**Exercise objective**
Work through the records below and tally every line containing "функции". Reply with the total alone.

Data records:
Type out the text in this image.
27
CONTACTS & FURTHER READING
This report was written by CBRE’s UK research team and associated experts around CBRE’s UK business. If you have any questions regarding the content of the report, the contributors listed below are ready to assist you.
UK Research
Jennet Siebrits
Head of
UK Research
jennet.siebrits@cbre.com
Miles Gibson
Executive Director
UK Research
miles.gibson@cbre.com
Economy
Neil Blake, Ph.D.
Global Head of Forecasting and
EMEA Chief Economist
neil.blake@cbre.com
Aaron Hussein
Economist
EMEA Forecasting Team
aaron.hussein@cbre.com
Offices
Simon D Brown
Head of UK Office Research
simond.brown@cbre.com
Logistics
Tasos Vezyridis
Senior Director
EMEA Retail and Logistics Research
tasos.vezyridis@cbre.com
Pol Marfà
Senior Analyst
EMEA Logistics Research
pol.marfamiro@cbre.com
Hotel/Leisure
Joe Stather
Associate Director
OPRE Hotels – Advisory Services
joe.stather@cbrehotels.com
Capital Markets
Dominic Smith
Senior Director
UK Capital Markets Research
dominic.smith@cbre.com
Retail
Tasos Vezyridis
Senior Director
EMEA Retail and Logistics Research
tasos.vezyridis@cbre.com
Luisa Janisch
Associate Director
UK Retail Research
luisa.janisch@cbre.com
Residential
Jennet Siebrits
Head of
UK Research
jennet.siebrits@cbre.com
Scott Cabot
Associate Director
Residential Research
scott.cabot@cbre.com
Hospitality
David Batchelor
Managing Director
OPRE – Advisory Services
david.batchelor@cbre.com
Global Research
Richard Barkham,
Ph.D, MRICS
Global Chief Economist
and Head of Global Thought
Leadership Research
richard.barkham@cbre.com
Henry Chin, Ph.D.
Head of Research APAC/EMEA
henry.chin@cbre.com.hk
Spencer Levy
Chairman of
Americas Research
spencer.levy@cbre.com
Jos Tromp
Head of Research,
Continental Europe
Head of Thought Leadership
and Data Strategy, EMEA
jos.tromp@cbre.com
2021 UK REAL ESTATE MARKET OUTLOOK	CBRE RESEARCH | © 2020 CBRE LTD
---
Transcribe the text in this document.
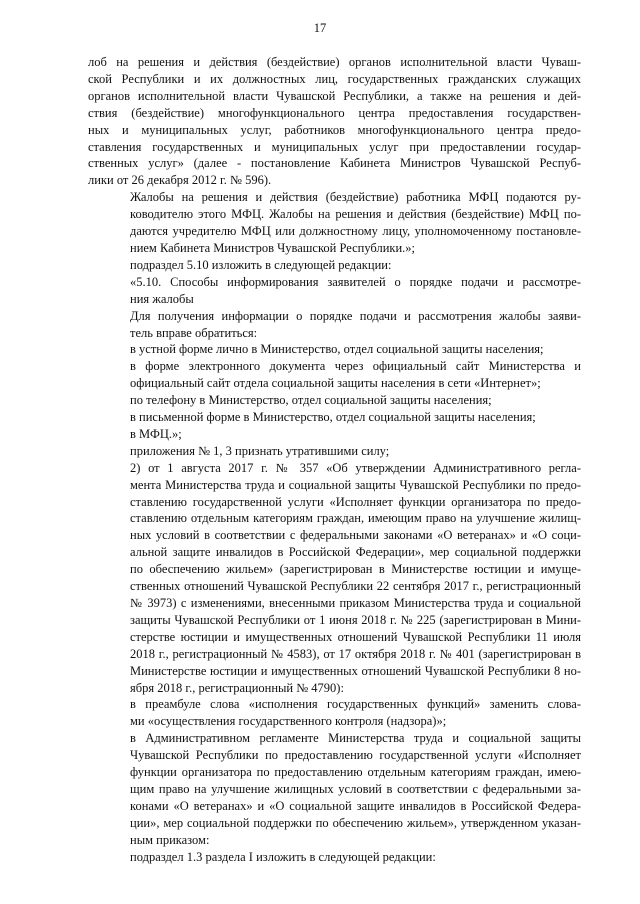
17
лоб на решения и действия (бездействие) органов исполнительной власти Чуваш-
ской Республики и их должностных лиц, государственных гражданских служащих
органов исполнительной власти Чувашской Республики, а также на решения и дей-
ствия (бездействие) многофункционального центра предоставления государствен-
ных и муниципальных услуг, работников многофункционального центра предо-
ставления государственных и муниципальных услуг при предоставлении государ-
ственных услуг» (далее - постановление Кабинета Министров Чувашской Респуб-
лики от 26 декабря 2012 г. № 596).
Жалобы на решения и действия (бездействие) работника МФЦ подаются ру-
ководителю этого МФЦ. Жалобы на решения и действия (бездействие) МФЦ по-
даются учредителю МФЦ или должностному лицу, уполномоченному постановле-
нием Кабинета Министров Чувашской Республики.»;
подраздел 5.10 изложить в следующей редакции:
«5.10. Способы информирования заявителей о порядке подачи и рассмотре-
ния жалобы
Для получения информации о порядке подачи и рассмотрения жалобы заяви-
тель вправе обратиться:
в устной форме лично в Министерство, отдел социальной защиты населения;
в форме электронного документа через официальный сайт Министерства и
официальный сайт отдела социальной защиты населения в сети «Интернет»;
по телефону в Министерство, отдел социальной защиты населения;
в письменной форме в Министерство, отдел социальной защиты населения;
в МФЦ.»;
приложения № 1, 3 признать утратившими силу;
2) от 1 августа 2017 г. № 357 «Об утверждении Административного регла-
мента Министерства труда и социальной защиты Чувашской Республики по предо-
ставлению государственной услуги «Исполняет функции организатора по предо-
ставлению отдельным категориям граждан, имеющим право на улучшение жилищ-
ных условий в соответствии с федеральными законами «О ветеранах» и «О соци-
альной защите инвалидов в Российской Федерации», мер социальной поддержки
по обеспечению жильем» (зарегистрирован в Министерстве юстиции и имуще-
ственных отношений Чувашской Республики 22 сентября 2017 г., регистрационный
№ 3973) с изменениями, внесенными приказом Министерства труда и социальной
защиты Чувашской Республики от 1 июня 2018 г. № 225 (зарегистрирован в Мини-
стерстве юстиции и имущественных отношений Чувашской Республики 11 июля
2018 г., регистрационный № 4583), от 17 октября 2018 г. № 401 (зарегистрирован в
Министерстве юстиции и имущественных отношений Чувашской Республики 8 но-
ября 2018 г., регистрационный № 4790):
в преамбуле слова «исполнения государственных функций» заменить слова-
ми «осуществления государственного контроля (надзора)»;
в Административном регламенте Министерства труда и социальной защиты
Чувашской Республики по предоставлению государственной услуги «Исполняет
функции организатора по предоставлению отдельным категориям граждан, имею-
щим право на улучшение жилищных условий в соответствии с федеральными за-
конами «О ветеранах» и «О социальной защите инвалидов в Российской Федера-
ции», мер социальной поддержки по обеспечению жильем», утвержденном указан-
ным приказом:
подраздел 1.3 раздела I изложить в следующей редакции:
==
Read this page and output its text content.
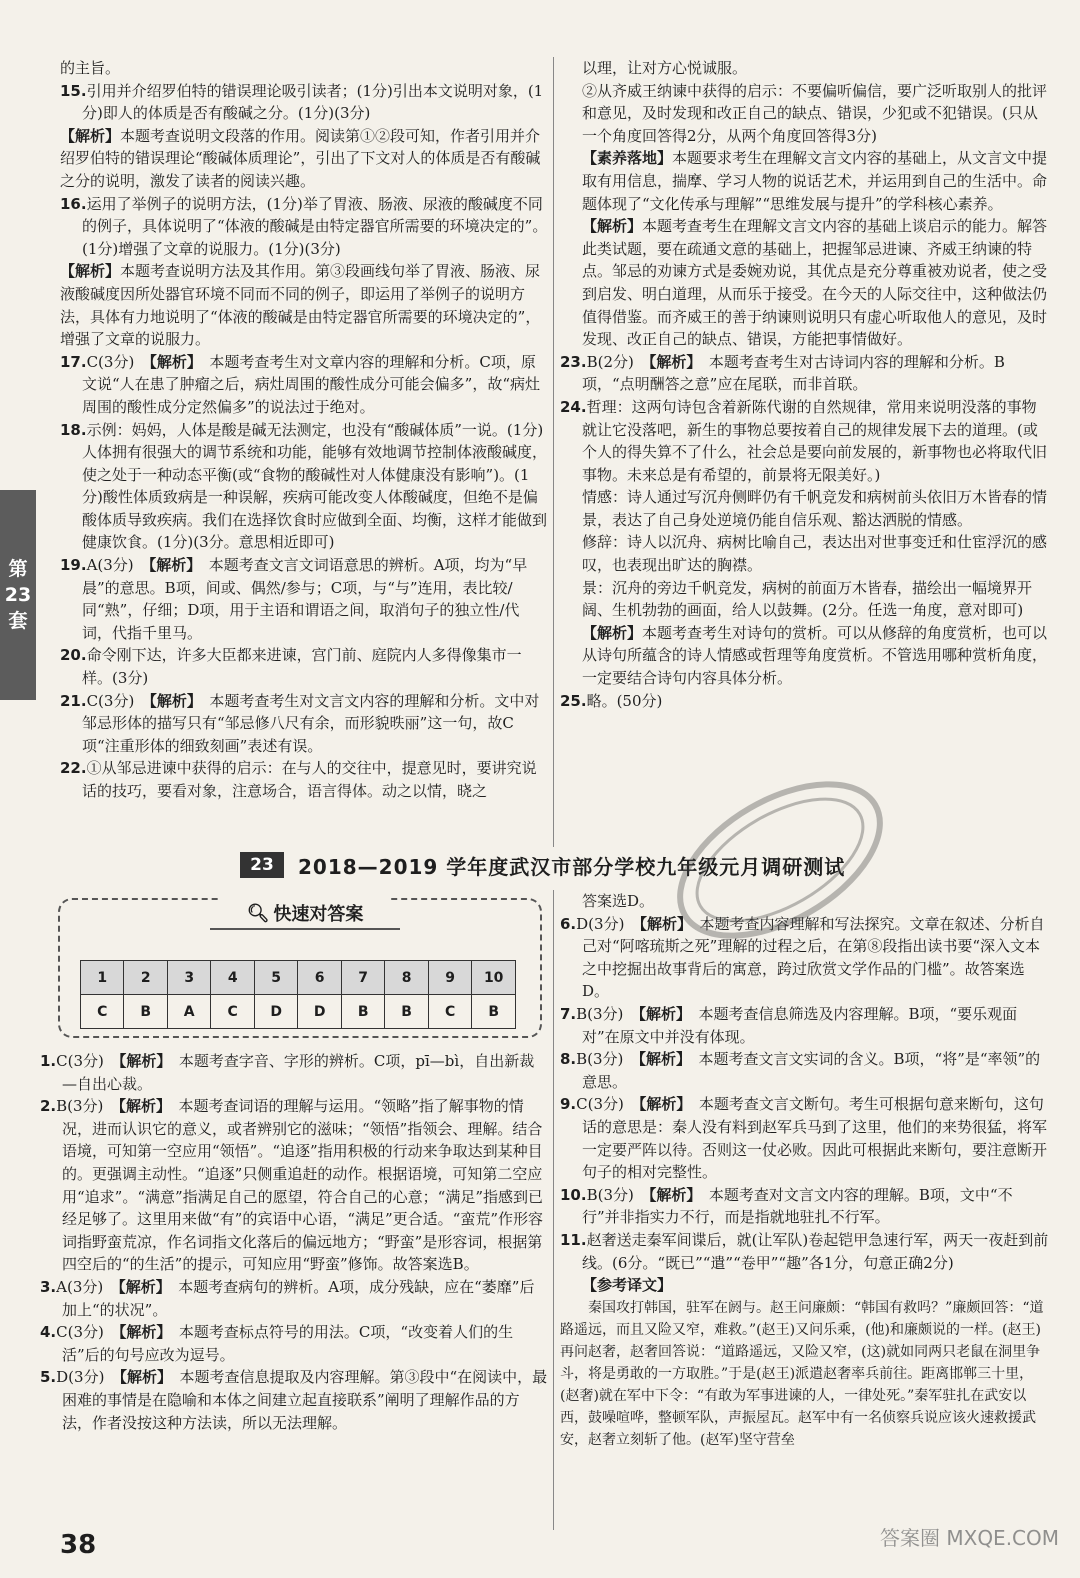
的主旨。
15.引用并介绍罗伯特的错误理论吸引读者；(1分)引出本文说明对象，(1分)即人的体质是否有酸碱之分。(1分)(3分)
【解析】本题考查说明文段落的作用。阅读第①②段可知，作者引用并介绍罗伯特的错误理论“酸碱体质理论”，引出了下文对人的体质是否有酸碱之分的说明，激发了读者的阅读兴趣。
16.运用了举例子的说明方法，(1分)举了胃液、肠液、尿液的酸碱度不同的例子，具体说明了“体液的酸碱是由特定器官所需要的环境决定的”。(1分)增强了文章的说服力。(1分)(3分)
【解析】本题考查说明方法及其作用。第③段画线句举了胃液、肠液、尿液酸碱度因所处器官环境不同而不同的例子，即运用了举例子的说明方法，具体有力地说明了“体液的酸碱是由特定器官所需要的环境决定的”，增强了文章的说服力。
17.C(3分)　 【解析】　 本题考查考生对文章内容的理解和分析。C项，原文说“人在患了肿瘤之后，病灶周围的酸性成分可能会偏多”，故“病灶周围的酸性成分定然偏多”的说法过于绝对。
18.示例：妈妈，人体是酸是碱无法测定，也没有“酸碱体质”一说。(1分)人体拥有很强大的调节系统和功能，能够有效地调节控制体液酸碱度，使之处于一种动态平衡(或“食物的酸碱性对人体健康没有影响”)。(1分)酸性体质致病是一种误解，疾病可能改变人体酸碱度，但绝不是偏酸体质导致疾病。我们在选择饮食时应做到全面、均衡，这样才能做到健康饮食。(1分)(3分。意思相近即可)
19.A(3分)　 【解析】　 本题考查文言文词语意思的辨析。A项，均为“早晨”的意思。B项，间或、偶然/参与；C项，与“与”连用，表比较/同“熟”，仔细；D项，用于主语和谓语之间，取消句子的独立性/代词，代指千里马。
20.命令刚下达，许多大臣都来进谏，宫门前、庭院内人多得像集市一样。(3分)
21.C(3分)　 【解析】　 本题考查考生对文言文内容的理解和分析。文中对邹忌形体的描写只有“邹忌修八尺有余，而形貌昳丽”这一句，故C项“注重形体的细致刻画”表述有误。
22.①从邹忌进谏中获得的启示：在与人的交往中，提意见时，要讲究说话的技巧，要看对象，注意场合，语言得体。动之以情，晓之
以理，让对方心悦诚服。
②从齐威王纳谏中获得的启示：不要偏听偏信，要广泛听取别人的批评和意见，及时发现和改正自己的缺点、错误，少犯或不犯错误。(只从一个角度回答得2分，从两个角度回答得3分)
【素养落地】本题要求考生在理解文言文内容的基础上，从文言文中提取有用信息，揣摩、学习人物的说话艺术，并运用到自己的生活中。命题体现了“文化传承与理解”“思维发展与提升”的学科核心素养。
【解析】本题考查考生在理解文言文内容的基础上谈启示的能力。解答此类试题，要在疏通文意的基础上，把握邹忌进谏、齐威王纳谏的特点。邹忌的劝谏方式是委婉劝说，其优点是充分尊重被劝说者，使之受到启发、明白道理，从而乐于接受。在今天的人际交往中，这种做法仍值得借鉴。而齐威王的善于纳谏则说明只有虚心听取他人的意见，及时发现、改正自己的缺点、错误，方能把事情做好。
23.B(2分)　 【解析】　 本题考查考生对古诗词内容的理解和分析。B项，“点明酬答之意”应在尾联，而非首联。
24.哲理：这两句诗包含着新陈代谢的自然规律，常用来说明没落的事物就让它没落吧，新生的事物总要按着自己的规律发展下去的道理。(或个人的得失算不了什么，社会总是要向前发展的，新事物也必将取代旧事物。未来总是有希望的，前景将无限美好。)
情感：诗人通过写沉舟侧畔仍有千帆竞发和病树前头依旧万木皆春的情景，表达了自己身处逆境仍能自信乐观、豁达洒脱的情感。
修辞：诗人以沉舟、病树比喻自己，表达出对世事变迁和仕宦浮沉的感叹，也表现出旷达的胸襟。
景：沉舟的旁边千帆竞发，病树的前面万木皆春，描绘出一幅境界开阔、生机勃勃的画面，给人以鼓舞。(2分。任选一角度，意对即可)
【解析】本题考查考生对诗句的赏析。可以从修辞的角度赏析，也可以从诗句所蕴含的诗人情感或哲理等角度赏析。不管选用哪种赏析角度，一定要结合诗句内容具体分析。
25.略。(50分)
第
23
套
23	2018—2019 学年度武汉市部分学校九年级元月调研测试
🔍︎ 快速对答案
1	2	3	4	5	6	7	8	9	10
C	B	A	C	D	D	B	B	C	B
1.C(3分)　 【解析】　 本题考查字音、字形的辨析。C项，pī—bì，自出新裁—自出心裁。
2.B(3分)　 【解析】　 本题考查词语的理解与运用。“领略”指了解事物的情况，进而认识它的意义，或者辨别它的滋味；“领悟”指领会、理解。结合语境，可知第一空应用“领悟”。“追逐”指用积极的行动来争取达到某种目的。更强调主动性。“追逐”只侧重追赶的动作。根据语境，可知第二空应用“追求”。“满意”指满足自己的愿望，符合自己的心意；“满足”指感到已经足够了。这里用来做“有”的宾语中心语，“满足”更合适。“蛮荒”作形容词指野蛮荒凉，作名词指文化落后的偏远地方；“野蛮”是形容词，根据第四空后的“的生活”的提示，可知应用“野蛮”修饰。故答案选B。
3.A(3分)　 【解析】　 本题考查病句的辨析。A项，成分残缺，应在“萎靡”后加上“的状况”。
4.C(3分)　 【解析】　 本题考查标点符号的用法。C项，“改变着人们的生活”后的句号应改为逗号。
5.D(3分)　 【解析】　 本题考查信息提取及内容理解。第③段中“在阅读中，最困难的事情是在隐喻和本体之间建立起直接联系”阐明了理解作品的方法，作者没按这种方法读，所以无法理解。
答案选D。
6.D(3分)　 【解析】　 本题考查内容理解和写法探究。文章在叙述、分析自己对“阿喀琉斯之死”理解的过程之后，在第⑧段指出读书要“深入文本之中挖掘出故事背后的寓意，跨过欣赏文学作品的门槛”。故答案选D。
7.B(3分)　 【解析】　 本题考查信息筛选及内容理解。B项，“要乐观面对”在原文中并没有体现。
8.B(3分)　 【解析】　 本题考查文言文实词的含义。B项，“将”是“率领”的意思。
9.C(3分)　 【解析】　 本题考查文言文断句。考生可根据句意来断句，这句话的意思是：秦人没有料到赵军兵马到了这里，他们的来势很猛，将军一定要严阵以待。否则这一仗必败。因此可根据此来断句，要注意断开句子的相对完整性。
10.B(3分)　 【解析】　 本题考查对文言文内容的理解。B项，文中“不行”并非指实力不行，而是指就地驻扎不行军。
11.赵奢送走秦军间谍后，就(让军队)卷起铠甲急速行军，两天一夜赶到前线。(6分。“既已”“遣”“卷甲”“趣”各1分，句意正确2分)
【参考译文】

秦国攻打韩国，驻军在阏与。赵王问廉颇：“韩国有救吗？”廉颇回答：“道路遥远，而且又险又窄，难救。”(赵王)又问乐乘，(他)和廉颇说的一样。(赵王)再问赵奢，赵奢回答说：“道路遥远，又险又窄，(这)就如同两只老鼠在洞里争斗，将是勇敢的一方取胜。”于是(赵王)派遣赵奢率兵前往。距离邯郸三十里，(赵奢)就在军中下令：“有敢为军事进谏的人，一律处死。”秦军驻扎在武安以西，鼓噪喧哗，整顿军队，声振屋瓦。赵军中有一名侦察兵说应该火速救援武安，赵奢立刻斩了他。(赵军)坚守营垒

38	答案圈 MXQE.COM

**Correct answer**
2